RECORD EXCERPTS
+ + + + +
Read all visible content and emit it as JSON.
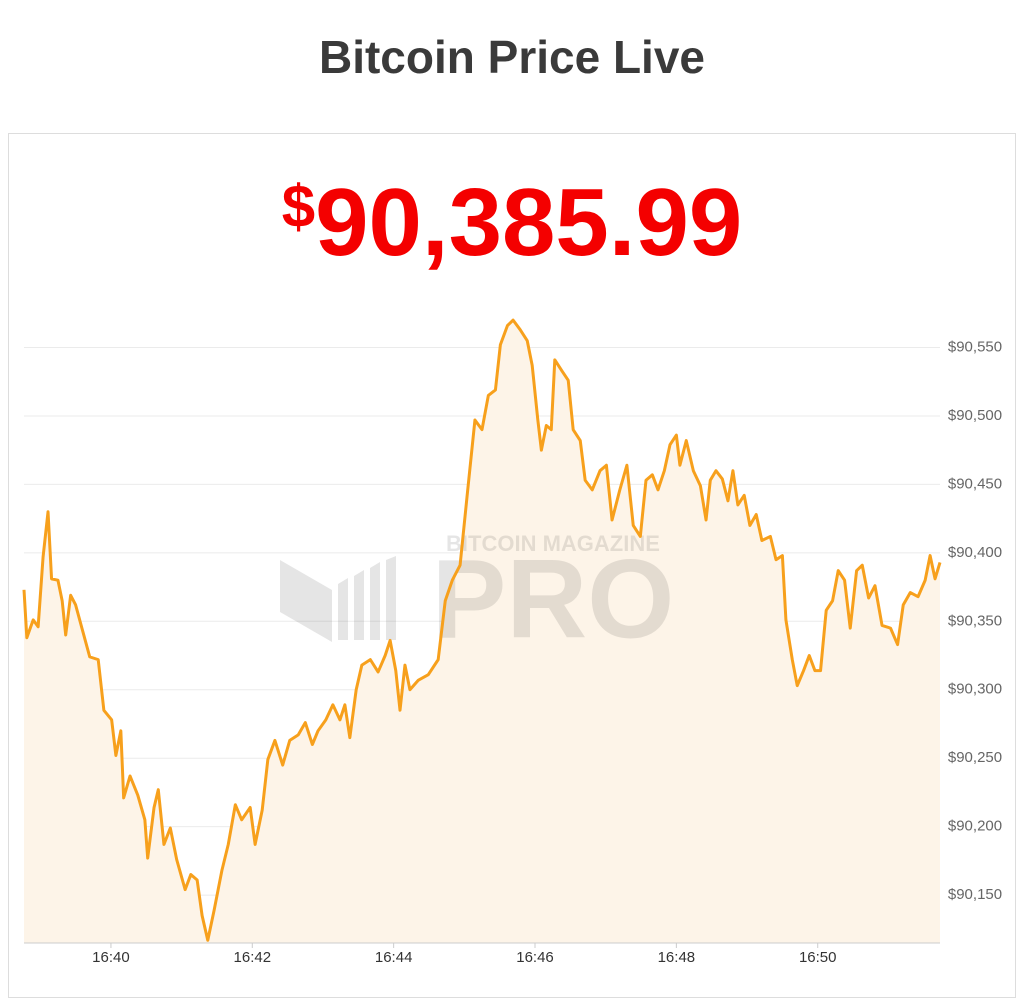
{
  "header": {
    "title": "Bitcoin Price Live"
  },
  "price": {
    "currency": "$",
    "amount": "90,385.99"
  },
  "watermark": {
    "top": "BITCOIN MAGAZINE",
    "main": "PRO"
  },
  "chart_data": {
    "type": "line",
    "color": "#f7a01c",
    "fill": "#fdf4e8",
    "grid": true,
    "x": [
      998.77,
      998.81,
      998.9,
      998.97,
      999.04,
      999.11,
      999.16,
      999.25,
      999.31,
      999.36,
      999.43,
      999.5,
      999.6,
      999.7,
      999.82,
      999.9,
      1000.01,
      1000.07,
      1000.14,
      1000.18,
      1000.27,
      1000.38,
      1000.48,
      1000.52,
      1000.61,
      1000.67,
      1000.75,
      1000.84,
      1000.93,
      1001.05,
      1001.13,
      1001.22,
      1001.29,
      1001.37,
      1001.46,
      1001.57,
      1001.66,
      1001.76,
      1001.85,
      1001.97,
      1002.04,
      1002.14,
      1002.22,
      1002.32,
      1002.43,
      1002.53,
      1002.65,
      1002.75,
      1002.85,
      1002.93,
      1003.04,
      1003.14,
      1003.24,
      1003.31,
      1003.38,
      1003.47,
      1003.55,
      1003.67,
      1003.78,
      1003.88,
      1003.95,
      1004.03,
      1004.09,
      1004.16,
      1004.23,
      1004.35,
      1004.49,
      1004.63,
      1004.73,
      1004.83,
      1004.94,
      1005.04,
      1005.15,
      1005.25,
      1005.34,
      1005.44,
      1005.51,
      1005.61,
      1005.69,
      1005.79,
      1005.89,
      1005.96,
      1006.04,
      1006.09,
      1006.16,
      1006.23,
      1006.28,
      1006.38,
      1006.47,
      1006.54,
      1006.64,
      1006.71,
      1006.81,
      1006.92,
      1007.01,
      1007.09,
      1007.2,
      1007.3,
      1007.39,
      1007.49,
      1007.57,
      1007.66,
      1007.74,
      1007.83,
      1007.91,
      1008.0,
      1008.05,
      1008.14,
      1008.24,
      1008.34,
      1008.42,
      1008.48,
      1008.56,
      1008.65,
      1008.73,
      1008.8,
      1008.87,
      1008.96,
      1009.04,
      1009.13,
      1009.21,
      1009.33,
      1009.41,
      1009.5,
      1009.55,
      1009.64,
      1009.71,
      1009.8,
      1009.88,
      1009.96,
      1010.04,
      1010.12,
      1010.21,
      1010.29,
      1010.38,
      1010.46,
      1010.55,
      1010.63,
      1010.72,
      1010.81,
      1010.91,
      1011.03,
      1011.13,
      1011.21,
      1011.31,
      1011.42,
      1011.52,
      1011.59,
      1011.66,
      1011.73
    ],
    "values": [
      90373,
      90338,
      90351,
      90346,
      90397,
      90430,
      90381,
      90380,
      90365,
      90340,
      90369,
      90362,
      90343,
      90324,
      90322,
      90285,
      90278,
      90252,
      90270,
      90221,
      90237,
      90223,
      90205,
      90177,
      90214,
      90227,
      90187,
      90199,
      90176,
      90154,
      90165,
      90161,
      90135,
      90117,
      90139,
      90168,
      90187,
      90216,
      90205,
      90214,
      90187,
      90212,
      90249,
      90263,
      90245,
      90263,
      90267,
      90276,
      90260,
      90270,
      90278,
      90289,
      90278,
      90289,
      90265,
      90300,
      90318,
      90322,
      90313,
      90325,
      90336,
      90314,
      90285,
      90318,
      90300,
      90307,
      90311,
      90322,
      90365,
      90380,
      90391,
      90442,
      90497,
      90490,
      90515,
      90519,
      90552,
      90566,
      90570,
      90563,
      90555,
      90537,
      90497,
      90475,
      90493,
      90490,
      90541,
      90533,
      90526,
      90490,
      90482,
      90453,
      90446,
      90460,
      90464,
      90424,
      90446,
      90464,
      90420,
      90412,
      90453,
      90457,
      90446,
      90460,
      90479,
      90486,
      90464,
      90482,
      90460,
      90449,
      90424,
      90453,
      90460,
      90454,
      90438,
      90460,
      90435,
      90442,
      90420,
      90428,
      90409,
      90412,
      90395,
      90398,
      90351,
      90322,
      90303,
      90314,
      90325,
      90314,
      90314,
      90358,
      90365,
      90387,
      90380,
      90345,
      90387,
      90391,
      90367,
      90376,
      90347,
      90345,
      90333,
      90362,
      90371,
      90368,
      90380,
      90398,
      90381,
      90393
    ],
    "xlim": [
      998.77,
      1011.73
    ],
    "xticks": [
      {
        "value": 1000,
        "label": "16:40"
      },
      {
        "value": 1002,
        "label": "16:42"
      },
      {
        "value": 1004,
        "label": "16:44"
      },
      {
        "value": 1006,
        "label": "16:46"
      },
      {
        "value": 1008,
        "label": "16:48"
      },
      {
        "value": 1010,
        "label": "16:50"
      }
    ],
    "ylim": [
      90115,
      90592
    ],
    "yticks": [
      {
        "value": 90150,
        "label": "$90,150"
      },
      {
        "value": 90200,
        "label": "$90,200"
      },
      {
        "value": 90250,
        "label": "$90,250"
      },
      {
        "value": 90300,
        "label": "$90,300"
      },
      {
        "value": 90350,
        "label": "$90,350"
      },
      {
        "value": 90400,
        "label": "$90,400"
      },
      {
        "value": 90450,
        "label": "$90,450"
      },
      {
        "value": 90500,
        "label": "$90,500"
      },
      {
        "value": 90550,
        "label": "$90,550"
      }
    ]
  }
}
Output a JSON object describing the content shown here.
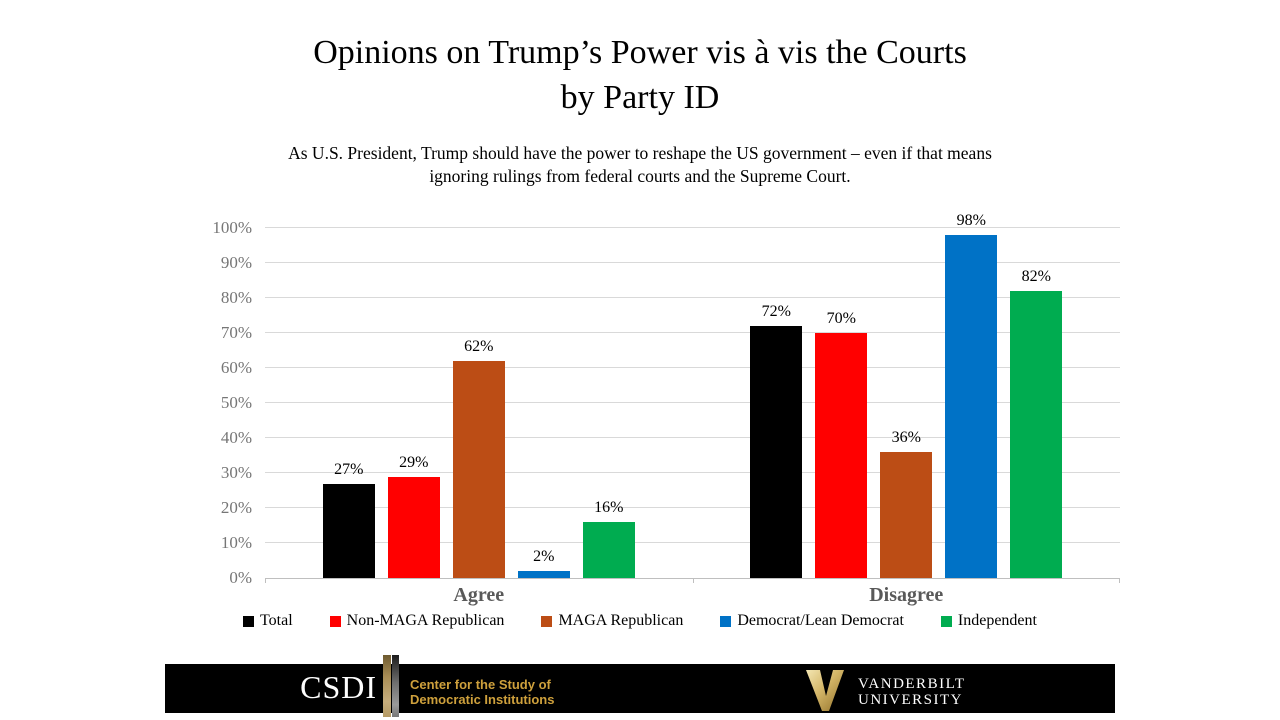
{
  "title": "Opinions on Trump’s Power vis à vis the Courts\nby Party ID",
  "subtitle": "As U.S. President, Trump should have the power to reshape the US government – even if that means\nignoring rulings from federal courts and the Supreme Court.",
  "chart_data": {
    "type": "bar",
    "categories": [
      "Agree",
      "Disagree"
    ],
    "series": [
      {
        "name": "Total",
        "color": "#000000",
        "values": [
          27,
          72
        ]
      },
      {
        "name": "Non-MAGA Republican",
        "color": "#FF0000",
        "values": [
          29,
          70
        ]
      },
      {
        "name": "MAGA Republican",
        "color": "#BC4D15",
        "values": [
          62,
          36
        ]
      },
      {
        "name": "Democrat/Lean Democrat",
        "color": "#0072C6",
        "values": [
          2,
          98
        ]
      },
      {
        "name": "Independent",
        "color": "#00AC50",
        "values": [
          16,
          82
        ]
      }
    ],
    "ylim": [
      0,
      100
    ],
    "ytick_step": 10,
    "ytick_suffix": "%",
    "value_label_suffix": "%",
    "grid": true,
    "legend_position": "bottom"
  },
  "footer": {
    "csdi": {
      "acronym": "CSDI",
      "name": "Center for the Study of\nDemocratic Institutions",
      "gold_color": "#CEA03C"
    },
    "vanderbilt": {
      "initial": "V",
      "name": "VANDERBILT\nUNIVERSITY"
    }
  }
}
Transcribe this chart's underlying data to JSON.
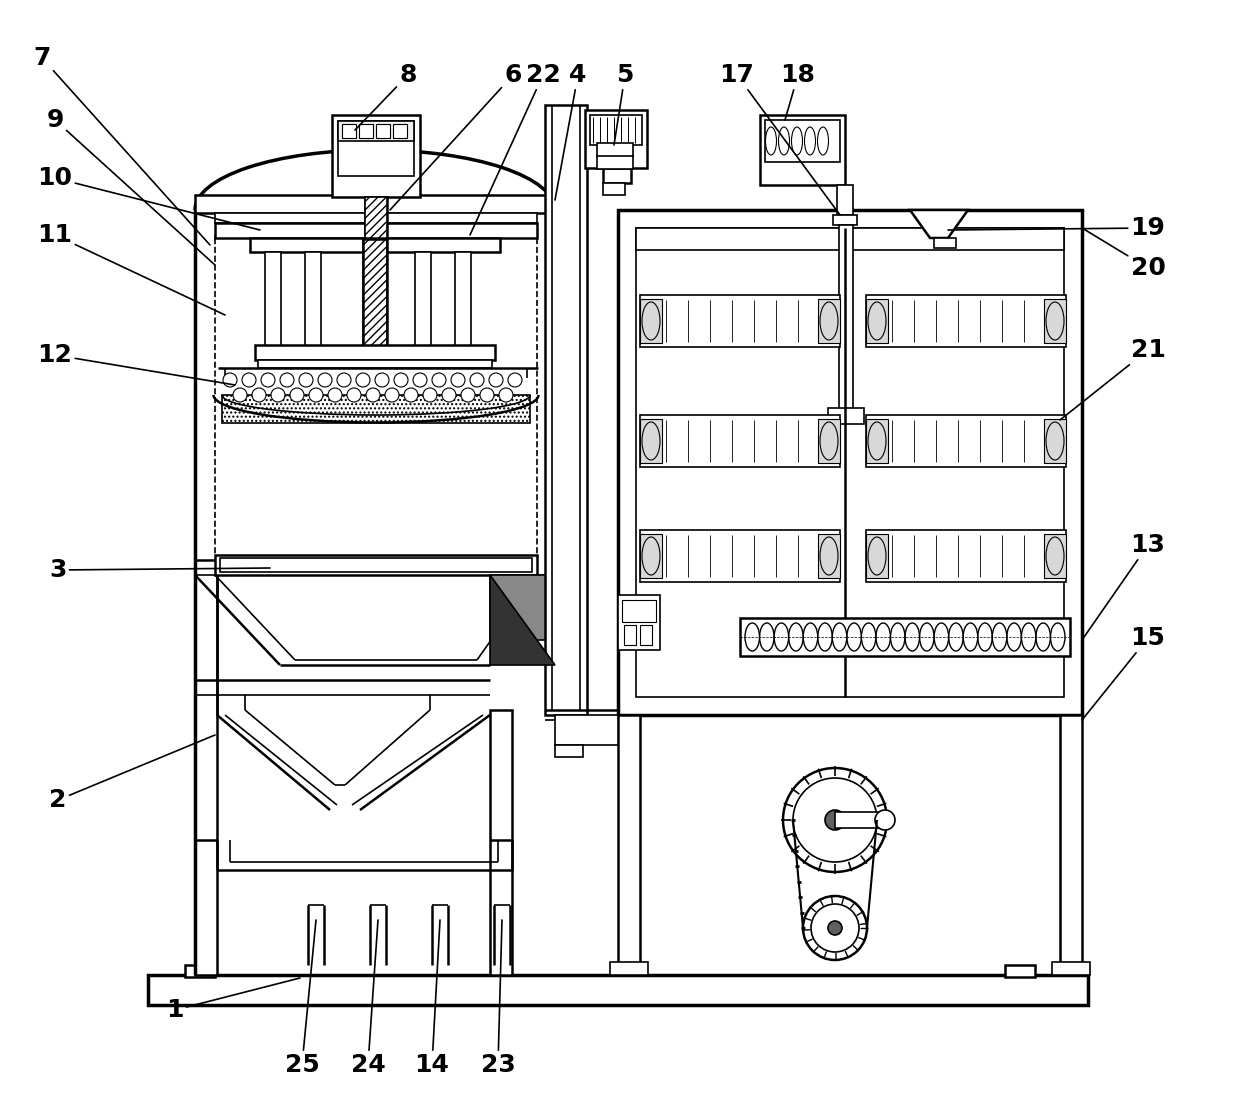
+ + + + +
WORK TO COMPLETE
Search the records for the string "name" and return every line in which it occurs.

EXERCISE OUTPUT
        "name": "Total",
        "name": "Non-MAGA Republican",
        "name": "MAGA Republican",
        "name": "Democrat/Lean Democrat",
        "name": "Independent",
      "name": "Center for the Study of\nDemocratic Institutions",
      "name": "VANDERBILT\nUNIVERSITY"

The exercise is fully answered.